==== Data in this exercise

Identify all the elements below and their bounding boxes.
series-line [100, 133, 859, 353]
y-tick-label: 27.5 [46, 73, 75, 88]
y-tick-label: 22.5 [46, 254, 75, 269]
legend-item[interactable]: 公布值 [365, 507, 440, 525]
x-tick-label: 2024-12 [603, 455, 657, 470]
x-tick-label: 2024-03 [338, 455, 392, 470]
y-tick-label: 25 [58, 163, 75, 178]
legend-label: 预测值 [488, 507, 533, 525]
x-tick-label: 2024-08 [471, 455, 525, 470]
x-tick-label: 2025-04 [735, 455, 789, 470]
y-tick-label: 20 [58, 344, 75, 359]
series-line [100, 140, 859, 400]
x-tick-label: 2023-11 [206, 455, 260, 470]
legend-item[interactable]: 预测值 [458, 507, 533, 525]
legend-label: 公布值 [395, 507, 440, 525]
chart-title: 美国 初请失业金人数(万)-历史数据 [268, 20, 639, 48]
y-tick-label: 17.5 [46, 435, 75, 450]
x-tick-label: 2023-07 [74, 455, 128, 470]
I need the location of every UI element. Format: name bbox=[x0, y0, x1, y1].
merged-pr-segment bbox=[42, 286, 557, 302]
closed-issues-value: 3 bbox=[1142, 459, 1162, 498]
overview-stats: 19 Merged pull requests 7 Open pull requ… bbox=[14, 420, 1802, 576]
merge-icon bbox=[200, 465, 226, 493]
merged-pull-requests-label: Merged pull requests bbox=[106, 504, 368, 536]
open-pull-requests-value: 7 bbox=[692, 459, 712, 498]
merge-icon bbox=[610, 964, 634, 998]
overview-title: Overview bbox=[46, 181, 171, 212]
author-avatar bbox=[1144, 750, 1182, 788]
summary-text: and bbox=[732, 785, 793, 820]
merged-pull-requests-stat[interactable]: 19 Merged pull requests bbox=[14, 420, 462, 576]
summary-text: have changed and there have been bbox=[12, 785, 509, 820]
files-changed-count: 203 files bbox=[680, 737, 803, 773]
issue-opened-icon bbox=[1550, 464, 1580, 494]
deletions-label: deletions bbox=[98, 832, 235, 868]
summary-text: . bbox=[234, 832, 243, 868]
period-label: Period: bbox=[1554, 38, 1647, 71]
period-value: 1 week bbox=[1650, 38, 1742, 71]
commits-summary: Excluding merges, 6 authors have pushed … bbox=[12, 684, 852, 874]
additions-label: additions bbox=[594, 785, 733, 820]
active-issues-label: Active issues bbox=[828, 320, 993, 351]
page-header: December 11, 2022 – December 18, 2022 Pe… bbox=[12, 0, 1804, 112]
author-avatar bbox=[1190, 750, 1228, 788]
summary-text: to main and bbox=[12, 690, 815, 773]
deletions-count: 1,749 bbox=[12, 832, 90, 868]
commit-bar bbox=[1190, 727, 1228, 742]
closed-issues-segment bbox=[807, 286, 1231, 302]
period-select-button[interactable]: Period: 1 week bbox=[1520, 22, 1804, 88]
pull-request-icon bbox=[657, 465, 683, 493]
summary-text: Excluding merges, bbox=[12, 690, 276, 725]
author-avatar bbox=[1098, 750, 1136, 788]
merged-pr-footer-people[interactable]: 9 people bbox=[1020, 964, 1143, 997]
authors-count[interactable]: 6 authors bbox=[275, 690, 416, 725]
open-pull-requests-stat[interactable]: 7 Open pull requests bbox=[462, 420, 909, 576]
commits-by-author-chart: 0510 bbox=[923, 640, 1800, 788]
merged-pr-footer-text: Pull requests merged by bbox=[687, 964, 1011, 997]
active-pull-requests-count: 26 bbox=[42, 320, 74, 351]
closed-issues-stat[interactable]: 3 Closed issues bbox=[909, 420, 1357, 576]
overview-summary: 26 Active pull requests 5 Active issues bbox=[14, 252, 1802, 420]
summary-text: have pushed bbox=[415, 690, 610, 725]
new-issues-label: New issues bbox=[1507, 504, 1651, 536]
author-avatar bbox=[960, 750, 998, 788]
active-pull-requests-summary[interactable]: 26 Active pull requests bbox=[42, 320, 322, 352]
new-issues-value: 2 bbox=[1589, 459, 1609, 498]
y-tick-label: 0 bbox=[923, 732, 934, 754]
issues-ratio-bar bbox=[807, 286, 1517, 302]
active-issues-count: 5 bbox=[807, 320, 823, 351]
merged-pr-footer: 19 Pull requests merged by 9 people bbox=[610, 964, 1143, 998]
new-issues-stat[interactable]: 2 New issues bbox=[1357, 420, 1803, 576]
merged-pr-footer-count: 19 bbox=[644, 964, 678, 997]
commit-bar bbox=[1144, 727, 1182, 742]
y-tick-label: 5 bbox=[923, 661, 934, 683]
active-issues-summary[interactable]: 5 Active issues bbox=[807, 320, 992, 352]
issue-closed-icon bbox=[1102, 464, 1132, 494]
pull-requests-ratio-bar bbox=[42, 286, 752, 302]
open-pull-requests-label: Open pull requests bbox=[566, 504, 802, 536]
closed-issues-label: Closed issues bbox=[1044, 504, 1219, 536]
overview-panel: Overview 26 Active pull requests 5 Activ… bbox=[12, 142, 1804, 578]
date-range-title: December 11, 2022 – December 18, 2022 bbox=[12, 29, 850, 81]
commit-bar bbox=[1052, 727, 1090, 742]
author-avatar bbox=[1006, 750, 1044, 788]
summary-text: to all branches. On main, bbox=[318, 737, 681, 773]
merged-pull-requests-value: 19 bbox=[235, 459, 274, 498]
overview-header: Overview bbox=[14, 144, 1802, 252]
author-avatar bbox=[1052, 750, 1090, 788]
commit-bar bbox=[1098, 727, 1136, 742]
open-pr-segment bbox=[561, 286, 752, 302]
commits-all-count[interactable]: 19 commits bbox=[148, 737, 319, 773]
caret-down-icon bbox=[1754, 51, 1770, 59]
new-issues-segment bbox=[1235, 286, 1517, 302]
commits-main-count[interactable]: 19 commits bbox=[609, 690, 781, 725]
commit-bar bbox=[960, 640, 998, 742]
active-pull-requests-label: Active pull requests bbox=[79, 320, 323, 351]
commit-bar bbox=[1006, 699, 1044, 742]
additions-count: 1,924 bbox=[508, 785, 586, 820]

========

Output every line of the entries above as a JSON list of strings, one string per line, with blank lines left out.

* Reply to the exercise *
[
  "Identify all the elements below and their bounding boxes.",
  "series-line [100, 133, 859, 353]",
  "y-tick-label: 27.5 [46, 73, 75, 88]",
  "y-tick-label: 22.5 [46, 254, 75, 269]",
  "legend-item[interactable]: 公布值 [365, 507, 440, 525]",
  "x-tick-label: 2024-12 [603, 455, 657, 470]",
  "x-tick-label: 2024-03 [338, 455, 392, 470]",
  "y-tick-label: 25 [58, 163, 75, 178]",
  "legend-label: 预测值 [488, 507, 533, 525]",
  "x-tick-label: 2024-08 [471, 455, 525, 470]",
  "x-tick-label: 2025-04 [735, 455, 789, 470]",
  "y-tick-label: 20 [58, 344, 75, 359]",
  "series-line [100, 140, 859, 400]",
  "x-tick-label: 2023-11 [206, 455, 260, 470]",
  "legend-item[interactable]: 预测值 [458, 507, 533, 525]",
  "legend-label: 公布值 [395, 507, 440, 525]",
  "chart-title: 美国 初请失业金人数(万)-历史数据 [268, 20, 639, 48]",
  "y-tick-label: 17.5 [46, 435, 75, 450]",
  "x-tick-label: 2023-07 [74, 455, 128, 470]",
  "I need the location of every UI element. Format: name bbox=[x0, y0, x1, y1].",
  "merged-pr-segment bbox=[42, 286, 557, 302]",
  "closed-issues-value: 3 bbox=[1142, 459, 1162, 498]",
  "overview-stats: 19 Merged pull requests 7 Open pull requ… bbox=[14, 420, 1802, 576]",
  "merge-icon bbox=[200, 465, 226, 493]",
  "merged-pull-requests-label: Merged pull requests bbox=[106, 504, 368, 536]",
  "open-pull-requests-value: 7 bbox=[692, 459, 712, 498]",
  "merge-icon bbox=[610, 964, 634, 998]",
  "overview-title: Overview bbox=[46, 181, 171, 212]",
  "author-avatar bbox=[1144, 750, 1182, 788]",
  "summary-text: and bbox=[732, 785, 793, 820]",
  "merged-pull-requests-stat[interactable]: 19 Merged pull requests bbox=[14, 420, 462, 576]",
  "summary-text: have changed and there have been bbox=[12, 785, 509, 820]",
  "files-changed-count: 203 files bbox=[680, 737, 803, 773]",
  "issue-opened-icon bbox=[1550, 464, 1580, 494]",
  "deletions-label: deletions bbox=[98, 832, 235, 868]",
  "summary-text: . bbox=[234, 832, 243, 868]",
  "period-label: Period: bbox=[1554, 38, 1647, 71]",
  "period-value: 1 week bbox=[1650, 38, 1742, 71]",
  "commits-summary: Excluding merges, 6 authors have pushed … bbox=[12, 684, 852, 874]",
  "additions-label: additions bbox=[594, 785, 733, 820]",
  "active-issues-label: Active issues bbox=[828, 320, 993, 351]",
  "page-header: December 11, 2022 – December 18, 2022 Pe… bbox=[12, 0, 1804, 112]",
  "author-avatar bbox=[1190, 750, 1228, 788]",
  "summary-text: to main and bbox=[12, 690, 815, 773]",
  "deletions-count: 1,749 bbox=[12, 832, 90, 868]",
  "commit-bar bbox=[1190, 727, 1228, 742]",
  "closed-issues-segment bbox=[807, 286, 1231, 302]",
  "period-select-button[interactable]: Period: 1 week bbox=[1520, 22, 1804, 88]",
  "pull-request-icon bbox=[657, 465, 683, 493]",
  "summary-text: Excluding merges, bbox=[12, 690, 276, 725]",
  "author-avatar bbox=[1098, 750, 1136, 788]",
  "merged-pr-footer-people[interactable]: 9 people bbox=[1020, 964, 1143, 997]",
  "authors-count[interactable]: 6 authors bbox=[275, 690, 416, 725]",
  "open-pull-requests-stat[interactable]: 7 Open pull requests bbox=[462, 420, 909, 576]",
  "commits-by-author-chart: 0510 bbox=[923, 640, 1800, 788]",
  "merged-pr-footer-text: Pull requests merged by bbox=[687, 964, 1011, 997]",
  "active-pull-requests-count: 26 bbox=[42, 320, 74, 351]",
  "closed-issues-stat[interactable]: 3 Closed issues bbox=[909, 420, 1357, 576]",
  "overview-summary: 26 Active pull requests 5 Active issues bbox=[14, 252, 1802, 420]",
  "summary-text: have pushed bbox=[415, 690, 610, 725]",
  "new-issues-label: New issues bbox=[1507, 504, 1651, 536]",
  "author-avatar bbox=[960, 750, 998, 788]",
  "active-pull-requests-summary[interactable]: 26 Active pull requests bbox=[42, 320, 322, 352]",
  "new-issues-value: 2 bbox=[1589, 459, 1609, 498]",
  "y-tick-label: 0 bbox=[923, 732, 934, 754]",
  "issues-ratio-bar bbox=[807, 286, 1517, 302]",
  "active-issues-count: 5 bbox=[807, 320, 823, 351]",
  "merged-pr-footer: 19 Pull requests merged by 9 people bbox=[610, 964, 1143, 998]",
  "new-issues-stat[interactable]: 2 New issues bbox=[1357, 420, 1803, 576]",
  "merged-pr-footer-count: 19 bbox=[644, 964, 678, 997]",
  "commit-bar bbox=[1144, 727, 1182, 742]",
  "y-tick-label: 5 bbox=[923, 661, 934, 683]",
  "active-issues-summary[interactable]: 5 Active issues bbox=[807, 320, 992, 352]",
  "issue-closed-icon bbox=[1102, 464, 1132, 494]",
  "pull-requests-ratio-bar bbox=[42, 286, 752, 302]",
  "open-pull-requests-label: Open pull requests bbox=[566, 504, 802, 536]",
  "closed-issues-label: Closed issues bbox=[1044, 504, 1219, 536]",
  "overview-panel: Overview 26 Active pull requests 5 Activ… bbox=[12, 142, 1804, 578]",
  "date-range-title: December 11, 2022 – December 18, 2022 bbox=[12, 29, 850, 81]",
  "commit-bar bbox=[1052, 727, 1090, 742]",
  "author-avatar bbox=[1006, 750, 1044, 788]",
  "summary-text: to all branches. On main, bbox=[318, 737, 681, 773]",
  "merged-pull-requests-value: 19 bbox=[235, 459, 274, 498]",
  "overview-header: Overview bbox=[14, 144, 1802, 252]",
  "author-avatar bbox=[1052, 750, 1090, 788]",
  "commit-bar bbox=[1098, 727, 1136, 742]",
  "open-pr-segment bbox=[561, 286, 752, 302]",
  "commits-all-count[interactable]: 19 commits bbox=[148, 737, 319, 773]",
  "caret-down-icon bbox=[1754, 51, 1770, 59]",
  "new-issues-segment bbox=[1235, 286, 1517, 302]",
  "commits-main-count[interactable]: 19 commits bbox=[609, 690, 781, 725]",
  "commit-bar bbox=[960, 640, 998, 742]",
  "active-pull-requests-label: Active pull requests bbox=[79, 320, 323, 351]",
  "commit-bar bbox=[1006, 699, 1044, 742]",
  "additions-count: 1,924 bbox=[508, 785, 586, 820]"
]